§ WHAT TO WORK ON
Return every record exactly as written.

(Saved entries)
>> START
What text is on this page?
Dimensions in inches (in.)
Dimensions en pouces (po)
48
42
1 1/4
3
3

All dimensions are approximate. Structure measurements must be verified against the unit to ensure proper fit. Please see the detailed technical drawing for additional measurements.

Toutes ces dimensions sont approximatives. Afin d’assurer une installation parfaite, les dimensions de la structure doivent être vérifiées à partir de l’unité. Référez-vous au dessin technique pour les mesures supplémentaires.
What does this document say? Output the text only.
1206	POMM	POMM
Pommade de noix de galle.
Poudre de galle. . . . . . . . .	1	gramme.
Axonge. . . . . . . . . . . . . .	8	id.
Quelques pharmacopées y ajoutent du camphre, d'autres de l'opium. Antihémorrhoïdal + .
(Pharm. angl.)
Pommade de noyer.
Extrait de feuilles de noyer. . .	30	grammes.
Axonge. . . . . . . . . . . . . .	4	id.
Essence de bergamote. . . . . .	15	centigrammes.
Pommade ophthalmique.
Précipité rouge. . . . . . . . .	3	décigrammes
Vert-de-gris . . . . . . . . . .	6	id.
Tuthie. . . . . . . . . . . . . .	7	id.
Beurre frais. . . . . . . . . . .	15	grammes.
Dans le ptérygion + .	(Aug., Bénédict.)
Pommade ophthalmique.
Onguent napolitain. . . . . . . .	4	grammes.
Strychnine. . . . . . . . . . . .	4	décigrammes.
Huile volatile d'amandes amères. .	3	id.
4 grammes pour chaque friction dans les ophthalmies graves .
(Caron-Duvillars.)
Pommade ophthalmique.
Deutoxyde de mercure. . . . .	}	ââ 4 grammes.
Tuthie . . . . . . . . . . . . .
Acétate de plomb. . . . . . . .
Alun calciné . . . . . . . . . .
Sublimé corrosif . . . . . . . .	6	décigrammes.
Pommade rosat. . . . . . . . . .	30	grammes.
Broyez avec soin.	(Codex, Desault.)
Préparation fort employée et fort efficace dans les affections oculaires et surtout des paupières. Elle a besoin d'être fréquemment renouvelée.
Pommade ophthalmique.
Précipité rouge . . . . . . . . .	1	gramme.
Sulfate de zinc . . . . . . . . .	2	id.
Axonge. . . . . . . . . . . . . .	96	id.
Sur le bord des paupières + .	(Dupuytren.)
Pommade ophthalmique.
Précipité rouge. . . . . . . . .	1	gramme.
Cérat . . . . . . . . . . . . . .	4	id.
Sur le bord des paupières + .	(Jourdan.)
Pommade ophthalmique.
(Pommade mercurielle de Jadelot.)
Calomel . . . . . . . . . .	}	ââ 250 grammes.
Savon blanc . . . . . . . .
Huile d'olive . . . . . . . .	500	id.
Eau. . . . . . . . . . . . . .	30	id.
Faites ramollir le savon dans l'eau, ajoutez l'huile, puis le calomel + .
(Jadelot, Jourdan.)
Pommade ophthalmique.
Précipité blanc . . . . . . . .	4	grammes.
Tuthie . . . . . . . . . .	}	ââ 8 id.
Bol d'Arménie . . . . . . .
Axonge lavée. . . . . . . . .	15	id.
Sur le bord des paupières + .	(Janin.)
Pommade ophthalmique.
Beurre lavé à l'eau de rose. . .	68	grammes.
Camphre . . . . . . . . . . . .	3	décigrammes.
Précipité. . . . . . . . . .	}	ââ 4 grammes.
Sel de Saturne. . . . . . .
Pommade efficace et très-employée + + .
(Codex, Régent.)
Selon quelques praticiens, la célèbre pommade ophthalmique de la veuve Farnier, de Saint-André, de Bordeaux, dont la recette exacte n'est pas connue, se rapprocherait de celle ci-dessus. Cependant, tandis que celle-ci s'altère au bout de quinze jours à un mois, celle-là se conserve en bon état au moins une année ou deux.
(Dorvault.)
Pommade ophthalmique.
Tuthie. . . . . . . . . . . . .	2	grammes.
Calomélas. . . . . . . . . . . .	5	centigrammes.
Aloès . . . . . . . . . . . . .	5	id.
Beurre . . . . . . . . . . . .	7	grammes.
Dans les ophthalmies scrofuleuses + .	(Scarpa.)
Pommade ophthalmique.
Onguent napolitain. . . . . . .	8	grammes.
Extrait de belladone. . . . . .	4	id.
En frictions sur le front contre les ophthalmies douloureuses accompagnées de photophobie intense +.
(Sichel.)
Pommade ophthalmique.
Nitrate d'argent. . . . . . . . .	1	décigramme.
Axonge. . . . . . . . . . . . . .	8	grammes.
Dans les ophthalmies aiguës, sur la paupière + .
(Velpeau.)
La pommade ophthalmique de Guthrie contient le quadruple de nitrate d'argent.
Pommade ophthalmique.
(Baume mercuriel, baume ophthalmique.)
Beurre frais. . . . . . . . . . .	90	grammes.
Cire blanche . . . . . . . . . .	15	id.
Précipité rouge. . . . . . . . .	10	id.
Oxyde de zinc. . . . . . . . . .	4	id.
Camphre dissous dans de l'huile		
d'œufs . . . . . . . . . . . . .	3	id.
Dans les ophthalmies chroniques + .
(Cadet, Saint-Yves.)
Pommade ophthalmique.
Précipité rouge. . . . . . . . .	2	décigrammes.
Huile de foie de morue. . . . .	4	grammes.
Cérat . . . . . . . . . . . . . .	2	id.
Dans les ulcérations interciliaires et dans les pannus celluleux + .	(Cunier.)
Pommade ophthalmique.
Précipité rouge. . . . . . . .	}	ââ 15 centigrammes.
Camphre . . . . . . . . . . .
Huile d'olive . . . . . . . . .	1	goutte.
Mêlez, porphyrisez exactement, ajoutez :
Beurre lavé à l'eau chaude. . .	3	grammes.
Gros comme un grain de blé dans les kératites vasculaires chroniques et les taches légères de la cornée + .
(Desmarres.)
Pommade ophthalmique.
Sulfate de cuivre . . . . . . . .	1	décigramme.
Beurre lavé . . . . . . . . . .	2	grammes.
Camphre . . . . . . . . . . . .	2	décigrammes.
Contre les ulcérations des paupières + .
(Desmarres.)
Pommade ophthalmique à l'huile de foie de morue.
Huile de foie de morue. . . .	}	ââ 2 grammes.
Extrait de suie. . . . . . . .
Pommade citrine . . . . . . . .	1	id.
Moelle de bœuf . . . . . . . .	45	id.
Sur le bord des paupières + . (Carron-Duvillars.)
>> END
§ EXERCISE ANSWER
What text is on this page?
Dimensions in inches (in.)
Dimensions en pouces (po)
48
42
1 1/4
3
3

All dimensions are approximate. Structure measurements must be verified against the unit to ensure proper fit. Please see the detailed technical drawing for additional measurements.

Toutes ces dimensions sont approximatives. Afin d’assurer une installation parfaite, les dimensions de la structure doivent être vérifiées à partir de l’unité. Référez-vous au dessin technique pour les mesures supplémentaires.
What does this document say? Output the text only.
1206	POMM	POMM
Pommade de noix de galle.
Poudre de galle. . . . . . . . .	1	gramme.
Axonge. . . . . . . . . . . . . .	8	id.
Quelques pharmacopées y ajoutent du camphre, d'autres de l'opium. Antihémorrhoïdal + .
(Pharm. angl.)
Pommade de noyer.
Extrait de feuilles de noyer. . .	30	grammes.
Axonge. . . . . . . . . . . . . .	4	id.
Essence de bergamote. . . . . .	15	centigrammes.
Pommade ophthalmique.
Précipité rouge. . . . . . . . .	3	décigrammes
Vert-de-gris . . . . . . . . . .	6	id.
Tuthie. . . . . . . . . . . . . .	7	id.
Beurre frais. . . . . . . . . . .	15	grammes.
Dans le ptérygion + .	(Aug., Bénédict.)
Pommade ophthalmique.
Onguent napolitain. . . . . . . .	4	grammes.
Strychnine. . . . . . . . . . . .	4	décigrammes.
Huile volatile d'amandes amères. .	3	id.
4 grammes pour chaque friction dans les ophthalmies graves .
(Caron-Duvillars.)
Pommade ophthalmique.
Deutoxyde de mercure. . . . .	}	ââ 4 grammes.
Tuthie . . . . . . . . . . . . .
Acétate de plomb. . . . . . . .
Alun calciné . . . . . . . . . .
Sublimé corrosif . . . . . . . .	6	décigrammes.
Pommade rosat. . . . . . . . . .	30	grammes.
Broyez avec soin.	(Codex, Desault.)
Préparation fort employée et fort efficace dans les affections oculaires et surtout des paupières. Elle a besoin d'être fréquemment renouvelée.
Pommade ophthalmique.
Précipité rouge . . . . . . . . .	1	gramme.
Sulfate de zinc . . . . . . . . .	2	id.
Axonge. . . . . . . . . . . . . .	96	id.
Sur le bord des paupières + .	(Dupuytren.)
Pommade ophthalmique.
Précipité rouge. . . . . . . . .	1	gramme.
Cérat . . . . . . . . . . . . . .	4	id.
Sur le bord des paupières + .	(Jourdan.)
Pommade ophthalmique.
(Pommade mercurielle de Jadelot.)
Calomel . . . . . . . . . .	}	ââ 250 grammes.
Savon blanc . . . . . . . .
Huile d'olive . . . . . . . .	500	id.
Eau. . . . . . . . . . . . . .	30	id.
Faites ramollir le savon dans l'eau, ajoutez l'huile, puis le calomel + .
(Jadelot, Jourdan.)
Pommade ophthalmique.
Précipité blanc . . . . . . . .	4	grammes.
Tuthie . . . . . . . . . .	}	ââ 8 id.
Bol d'Arménie . . . . . . .
Axonge lavée. . . . . . . . .	15	id.
Sur le bord des paupières + .	(Janin.)
Pommade ophthalmique.
Beurre lavé à l'eau de rose. . .	68	grammes.
Camphre . . . . . . . . . . . .	3	décigrammes.
Précipité. . . . . . . . . .	}	ââ 4 grammes.
Sel de Saturne. . . . . . .
Pommade efficace et très-employée + + .
(Codex, Régent.)
Selon quelques praticiens, la célèbre pommade ophthalmique de la veuve Farnier, de Saint-André, de Bordeaux, dont la recette exacte n'est pas connue, se rapprocherait de celle ci-dessus. Cependant, tandis que celle-ci s'altère au bout de quinze jours à un mois, celle-là se conserve en bon état au moins une année ou deux.
(Dorvault.)
Pommade ophthalmique.
Tuthie. . . . . . . . . . . . .	2	grammes.
Calomélas. . . . . . . . . . . .	5	centigrammes.
Aloès . . . . . . . . . . . . .	5	id.
Beurre . . . . . . . . . . . .	7	grammes.
Dans les ophthalmies scrofuleuses + .	(Scarpa.)
Pommade ophthalmique.
Onguent napolitain. . . . . . .	8	grammes.
Extrait de belladone. . . . . .	4	id.
En frictions sur le front contre les ophthalmies douloureuses accompagnées de photophobie intense +.
(Sichel.)
Pommade ophthalmique.
Nitrate d'argent. . . . . . . . .	1	décigramme.
Axonge. . . . . . . . . . . . . .	8	grammes.
Dans les ophthalmies aiguës, sur la paupière + .
(Velpeau.)
La pommade ophthalmique de Guthrie contient le quadruple de nitrate d'argent.
Pommade ophthalmique.
(Baume mercuriel, baume ophthalmique.)
Beurre frais. . . . . . . . . . .	90	grammes.
Cire blanche . . . . . . . . . .	15	id.
Précipité rouge. . . . . . . . .	10	id.
Oxyde de zinc. . . . . . . . . .	4	id.
Camphre dissous dans de l'huile		
d'œufs . . . . . . . . . . . . .	3	id.
Dans les ophthalmies chroniques + .
(Cadet, Saint-Yves.)
Pommade ophthalmique.
Précipité rouge. . . . . . . . .	2	décigrammes.
Huile de foie de morue. . . . .	4	grammes.
Cérat . . . . . . . . . . . . . .	2	id.
Dans les ulcérations interciliaires et dans les pannus celluleux + .	(Cunier.)
Pommade ophthalmique.
Précipité rouge. . . . . . . .	}	ââ 15 centigrammes.
Camphre . . . . . . . . . . .
Huile d'olive . . . . . . . . .	1	goutte.
Mêlez, porphyrisez exactement, ajoutez :
Beurre lavé à l'eau chaude. . .	3	grammes.
Gros comme un grain de blé dans les kératites vasculaires chroniques et les taches légères de la cornée + .
(Desmarres.)
Pommade ophthalmique.
Sulfate de cuivre . . . . . . . .	1	décigramme.
Beurre lavé . . . . . . . . . .	2	grammes.
Camphre . . . . . . . . . . . .	2	décigrammes.
Contre les ulcérations des paupières + .
(Desmarres.)
Pommade ophthalmique à l'huile de foie de morue.
Huile de foie de morue. . . .	}	ââ 2 grammes.
Extrait de suie. . . . . . . .
Pommade citrine . . . . . . . .	1	id.
Moelle de bœuf . . . . . . . .	45	id.
Sur le bord des paupières + . (Carron-Duvillars.)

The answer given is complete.